**STATED TASK**
Find every line of the listing below where "Batch" appears, and copy it.

··········

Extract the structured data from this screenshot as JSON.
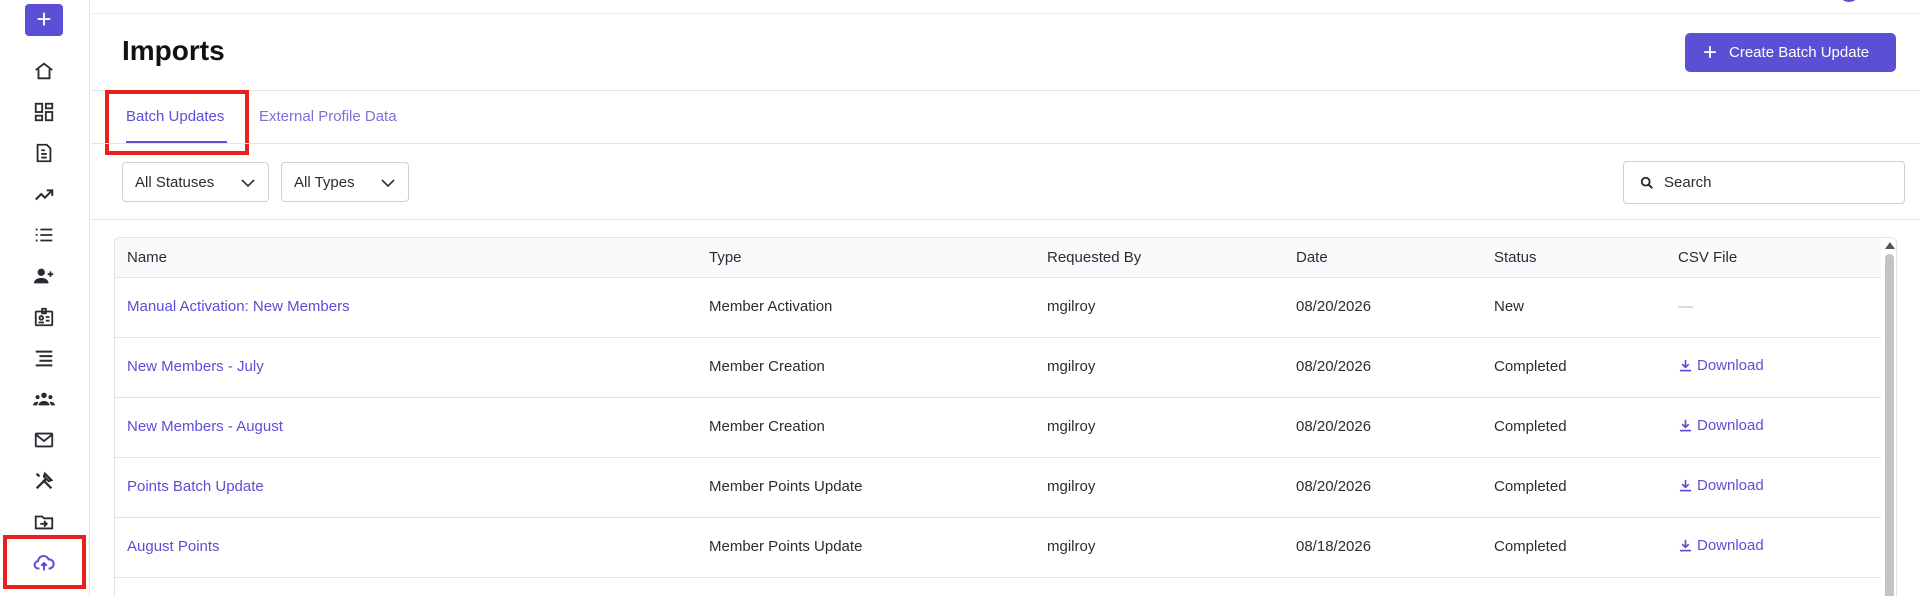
{
  "header": {
    "title": "Imports",
    "create_button": "Create Batch Update"
  },
  "sidebar": {
    "add_label": "+",
    "items": [
      {
        "icon": "home-icon"
      },
      {
        "icon": "dashboard-icon"
      },
      {
        "icon": "document-icon"
      },
      {
        "icon": "trending-icon"
      },
      {
        "icon": "list-icon"
      },
      {
        "icon": "add-user-icon"
      },
      {
        "icon": "badge-icon"
      },
      {
        "icon": "lines-icon"
      },
      {
        "icon": "group-icon"
      },
      {
        "icon": "mail-icon"
      },
      {
        "icon": "tools-icon"
      },
      {
        "icon": "folder-import-icon"
      },
      {
        "icon": "cloud-upload-icon",
        "active": true
      }
    ]
  },
  "tabs": [
    {
      "label": "Batch Updates",
      "active": true
    },
    {
      "label": "External Profile Data",
      "active": false
    }
  ],
  "filters": {
    "status": "All Statuses",
    "type": "All Types",
    "search_placeholder": "Search"
  },
  "table": {
    "columns": [
      "Name",
      "Type",
      "Requested By",
      "Date",
      "Status",
      "CSV File"
    ],
    "rows": [
      {
        "name": "Manual Activation: New Members",
        "type": "Member Activation",
        "requested_by": "mgilroy",
        "date": "08/20/2026",
        "status": "New",
        "csv": "—"
      },
      {
        "name": "New Members - July",
        "type": "Member Creation",
        "requested_by": "mgilroy",
        "date": "08/20/2026",
        "status": "Completed",
        "csv": "Download"
      },
      {
        "name": "New Members - August",
        "type": "Member Creation",
        "requested_by": "mgilroy",
        "date": "08/20/2026",
        "status": "Completed",
        "csv": "Download"
      },
      {
        "name": "Points Batch Update",
        "type": "Member Points Update",
        "requested_by": "mgilroy",
        "date": "08/20/2026",
        "status": "Completed",
        "csv": "Download"
      },
      {
        "name": "August Points",
        "type": "Member Points Update",
        "requested_by": "mgilroy",
        "date": "08/18/2026",
        "status": "Completed",
        "csv": "Download"
      }
    ]
  },
  "colors": {
    "accent": "#5b4fd6",
    "highlight": "#e8201e"
  }
}
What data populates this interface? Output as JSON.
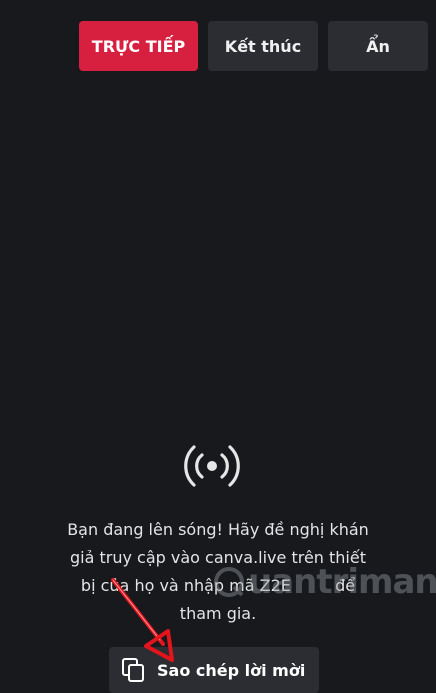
{
  "toolbar": {
    "live_label": "TRỰC TIẾP",
    "end_label": "Kết thúc",
    "hide_label": "Ẩn"
  },
  "main": {
    "message_line1": "Bạn đang lên sóng! Hãy đề nghị khán",
    "message_line2": "giả truy cập vào canva.live trên thiết",
    "message_line3": "bị của họ và nhập mã Z2E",
    "message_line3_end": "để",
    "message_line4": "tham gia.",
    "copy_invite_label": "Sao chép lời mời"
  },
  "watermark": {
    "text": "uantrimang"
  },
  "colors": {
    "background": "#17191d",
    "live_button": "#d71f3f",
    "secondary_button": "#2b2d33",
    "annotation_arrow": "#e3141c"
  },
  "icons": {
    "broadcast": "broadcast-icon",
    "copy": "copy-icon",
    "arrow": "annotation-arrow"
  }
}
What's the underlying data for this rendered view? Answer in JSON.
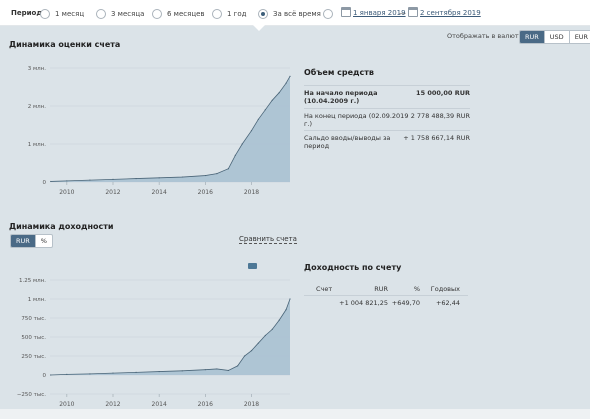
{
  "period": {
    "label": "Период:",
    "options": [
      {
        "label": "1 месяц",
        "selected": false
      },
      {
        "label": "3 месяца",
        "selected": false
      },
      {
        "label": "6 месяцев",
        "selected": false
      },
      {
        "label": "1 год",
        "selected": false
      },
      {
        "label": "За всё время",
        "selected": true
      }
    ],
    "date_from": "1 января 2019",
    "date_separator": "—",
    "date_to": "2 сентября 2019"
  },
  "valuation": {
    "title": "Динамика оценки счета",
    "currency_label": "Отображать в валюте:",
    "currencies": [
      "RUR",
      "USD",
      "EUR"
    ],
    "active_currency": "RUR",
    "chart_ticks_y": [
      "0",
      "1 млн.",
      "2 млн.",
      "3 млн."
    ],
    "chart_ticks_x": [
      "2010",
      "2012",
      "2014",
      "2016",
      "2018"
    ]
  },
  "assets": {
    "title": "Объем средств",
    "rows": [
      {
        "key": "На начало периода (10.04.2009 г.)",
        "value": "15 000,00 RUR",
        "bold": true
      },
      {
        "key": "На конец периода (02.09.2019 г.)",
        "value": "2 778 488,39 RUR",
        "bold": false
      },
      {
        "key": "Сальдо вводы/выводы за период",
        "value": "+ 1 758 667,14 RUR",
        "bold": false
      }
    ]
  },
  "yield": {
    "title": "Динамика доходности",
    "modes": [
      "RUR",
      "%"
    ],
    "active_mode": "RUR",
    "compare_label": "Сравнить счета",
    "chart_ticks_y": [
      "−250 тыс.",
      "0",
      "250 тыс.",
      "500 тыс.",
      "750 тыс.",
      "1 млн.",
      "1.25 млн."
    ],
    "chart_ticks_x": [
      "2010",
      "2012",
      "2014",
      "2016",
      "2018"
    ]
  },
  "yield_table": {
    "title": "Доходность по счету",
    "headers": [
      "Счет",
      "RUR",
      "%",
      "Годовых"
    ],
    "row": [
      "",
      "+1 004 821,25",
      "+649,70",
      "+62,44"
    ]
  },
  "chart_data": [
    {
      "type": "area",
      "title": "Динамика оценки счета",
      "x_start": 2009.27,
      "x_end": 2019.67,
      "ylim": [
        0,
        3000000
      ],
      "x": [
        2009.3,
        2010,
        2011,
        2012,
        2013,
        2014,
        2015,
        2016,
        2016.5,
        2017,
        2017.3,
        2017.6,
        2018,
        2018.3,
        2018.6,
        2018.9,
        2019.2,
        2019.5,
        2019.67
      ],
      "values": [
        15000,
        30000,
        50000,
        70000,
        90000,
        110000,
        130000,
        170000,
        220000,
        350000,
        700000,
        1000000,
        1350000,
        1650000,
        1900000,
        2150000,
        2350000,
        2600000,
        2780000
      ]
    },
    {
      "type": "area",
      "title": "Динамика доходности",
      "x_start": 2009.27,
      "x_end": 2019.67,
      "ylim": [
        -250000,
        1250000
      ],
      "x": [
        2009.3,
        2010,
        2011,
        2012,
        2013,
        2014,
        2015,
        2016,
        2016.5,
        2017,
        2017.4,
        2017.7,
        2018,
        2018.3,
        2018.6,
        2018.9,
        2019.2,
        2019.5,
        2019.67
      ],
      "values": [
        0,
        8000,
        15000,
        25000,
        35000,
        45000,
        55000,
        70000,
        80000,
        60000,
        120000,
        250000,
        320000,
        420000,
        520000,
        600000,
        720000,
        860000,
        1000000
      ]
    }
  ]
}
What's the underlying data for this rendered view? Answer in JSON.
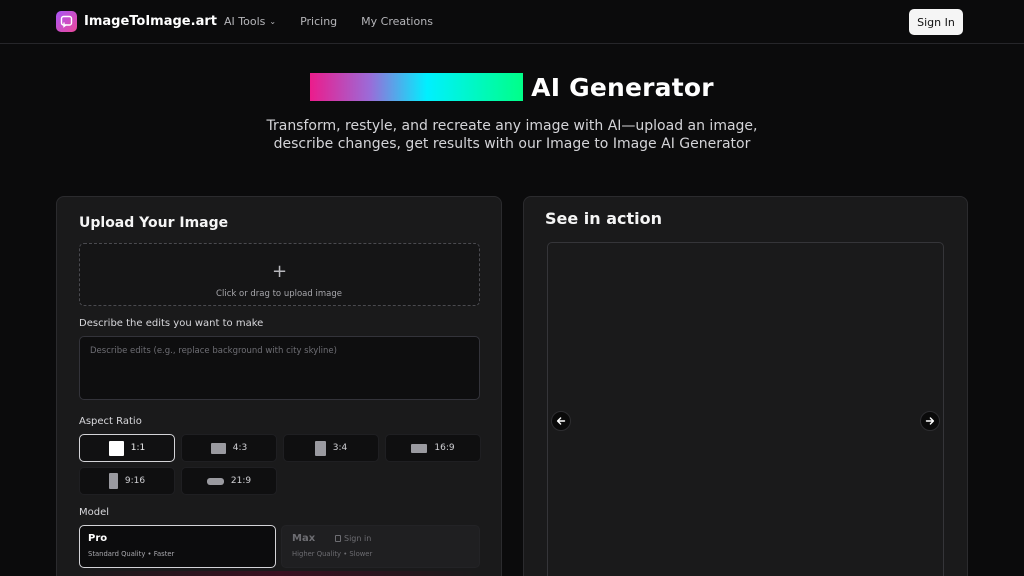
{
  "header": {
    "brand": "ImageToImage.art",
    "nav": [
      {
        "label": "AI Tools",
        "has_dropdown": true
      },
      {
        "label": "Pricing"
      },
      {
        "label": "My Creations"
      }
    ],
    "signin_label": "Sign In"
  },
  "hero": {
    "title": "AI Generator",
    "subtitle_line1": "Transform, restyle, and recreate any image with AI—upload an image,",
    "subtitle_line2": "describe changes, get results with our Image to Image AI Generator"
  },
  "upload_panel": {
    "title": "Upload Your Image",
    "upload_plus": "+",
    "upload_hint": "Click or drag to upload image",
    "edits_label": "Describe the edits you want to make",
    "edits_placeholder": "Describe edits (e.g., replace background with city skyline)",
    "aspect_label": "Aspect Ratio",
    "ratios": [
      {
        "label": "1:1",
        "selected": true
      },
      {
        "label": "4:3",
        "selected": false
      },
      {
        "label": "3:4",
        "selected": false
      },
      {
        "label": "16:9",
        "selected": false
      },
      {
        "label": "9:16",
        "selected": false
      },
      {
        "label": "21:9",
        "selected": false
      }
    ],
    "model_label": "Model",
    "models": [
      {
        "name": "Pro",
        "desc": "Standard Quality • Faster",
        "selected": true
      },
      {
        "name": "Max",
        "lock_label": "Sign in",
        "desc": "Higher Quality • Slower",
        "selected": false
      }
    ]
  },
  "showcase_panel": {
    "title": "See in action"
  },
  "colors": {
    "background": "#0b0b0c",
    "panel": "#1a1a1b",
    "accent_gradient": [
      "#ec1c8c",
      "#9b6bd8",
      "#00f0ff",
      "#00ff88"
    ],
    "brand_gradient": [
      "#a855f7",
      "#ec4899"
    ]
  },
  "icons": {
    "logo": "image-swap-icon",
    "nav_dropdown": "chevron-down-icon",
    "upload": "plus-icon",
    "prev": "arrow-left-icon",
    "next": "arrow-right-icon",
    "lock": "lock-icon"
  }
}
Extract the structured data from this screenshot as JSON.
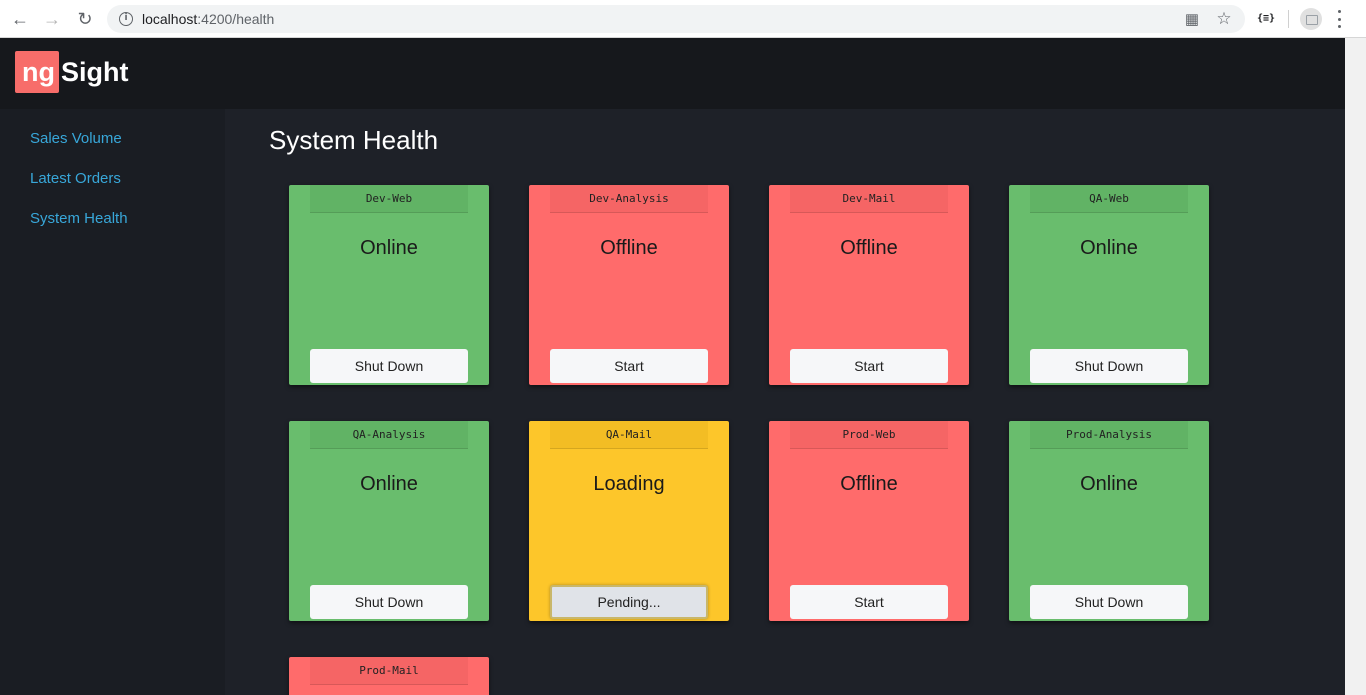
{
  "browser": {
    "url_host": "localhost",
    "url_path": ":4200/health"
  },
  "app": {
    "logo_ng": "ng",
    "logo_sight": "Sight"
  },
  "sidebar": {
    "items": [
      {
        "label": "Sales Volume"
      },
      {
        "label": "Latest Orders"
      },
      {
        "label": "System Health"
      }
    ]
  },
  "page": {
    "title": "System Health"
  },
  "servers": [
    {
      "name": "Dev-Web",
      "status": "Online",
      "action": "Shut Down",
      "state": "online"
    },
    {
      "name": "Dev-Analysis",
      "status": "Offline",
      "action": "Start",
      "state": "offline"
    },
    {
      "name": "Dev-Mail",
      "status": "Offline",
      "action": "Start",
      "state": "offline"
    },
    {
      "name": "QA-Web",
      "status": "Online",
      "action": "Shut Down",
      "state": "online"
    },
    {
      "name": "QA-Analysis",
      "status": "Online",
      "action": "Shut Down",
      "state": "online"
    },
    {
      "name": "QA-Mail",
      "status": "Loading",
      "action": "Pending...",
      "state": "loading"
    },
    {
      "name": "Prod-Web",
      "status": "Offline",
      "action": "Start",
      "state": "offline"
    },
    {
      "name": "Prod-Analysis",
      "status": "Online",
      "action": "Shut Down",
      "state": "online"
    },
    {
      "name": "Prod-Mail",
      "status": "",
      "action": "",
      "state": "offline"
    }
  ],
  "colors": {
    "online": "#69bd6d",
    "offline": "#ff6b6b",
    "loading": "#fdc62a",
    "link": "#38a7d9"
  }
}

··········

**RESULT**
    "create_button": "Create Batch Update"
      "label": "Batch Updates",
        "name": "Points Batch Update",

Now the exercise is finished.